» To do: Which lines hold the word "incl"? Copy each of them from the material.

══ Dataset excerpts

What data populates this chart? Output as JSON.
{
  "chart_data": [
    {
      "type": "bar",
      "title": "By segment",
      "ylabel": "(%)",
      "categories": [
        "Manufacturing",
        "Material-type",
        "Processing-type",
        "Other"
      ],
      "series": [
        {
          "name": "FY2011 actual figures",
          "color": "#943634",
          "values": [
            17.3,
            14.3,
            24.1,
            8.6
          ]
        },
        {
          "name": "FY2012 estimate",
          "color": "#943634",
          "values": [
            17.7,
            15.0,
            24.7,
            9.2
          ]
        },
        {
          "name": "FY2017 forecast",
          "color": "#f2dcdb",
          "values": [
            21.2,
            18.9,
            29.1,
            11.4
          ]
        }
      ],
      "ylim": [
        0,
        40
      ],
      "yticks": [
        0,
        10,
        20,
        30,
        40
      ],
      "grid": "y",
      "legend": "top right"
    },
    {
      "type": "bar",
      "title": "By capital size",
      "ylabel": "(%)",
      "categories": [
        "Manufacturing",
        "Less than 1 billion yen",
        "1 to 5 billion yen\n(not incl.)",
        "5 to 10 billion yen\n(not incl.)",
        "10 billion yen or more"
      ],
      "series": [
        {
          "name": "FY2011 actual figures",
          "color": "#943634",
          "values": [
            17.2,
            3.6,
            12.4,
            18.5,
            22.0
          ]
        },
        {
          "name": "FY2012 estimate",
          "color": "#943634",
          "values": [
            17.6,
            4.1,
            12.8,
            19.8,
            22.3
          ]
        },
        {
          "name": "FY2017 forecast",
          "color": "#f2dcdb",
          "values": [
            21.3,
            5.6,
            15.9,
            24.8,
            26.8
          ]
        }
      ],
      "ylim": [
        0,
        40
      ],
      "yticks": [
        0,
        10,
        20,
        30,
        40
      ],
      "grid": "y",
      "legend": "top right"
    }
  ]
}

════

» Worked answer:
        "1 to 5 billion yen\n(not incl.)",
        "5 to 10 billion yen\n(not incl.)",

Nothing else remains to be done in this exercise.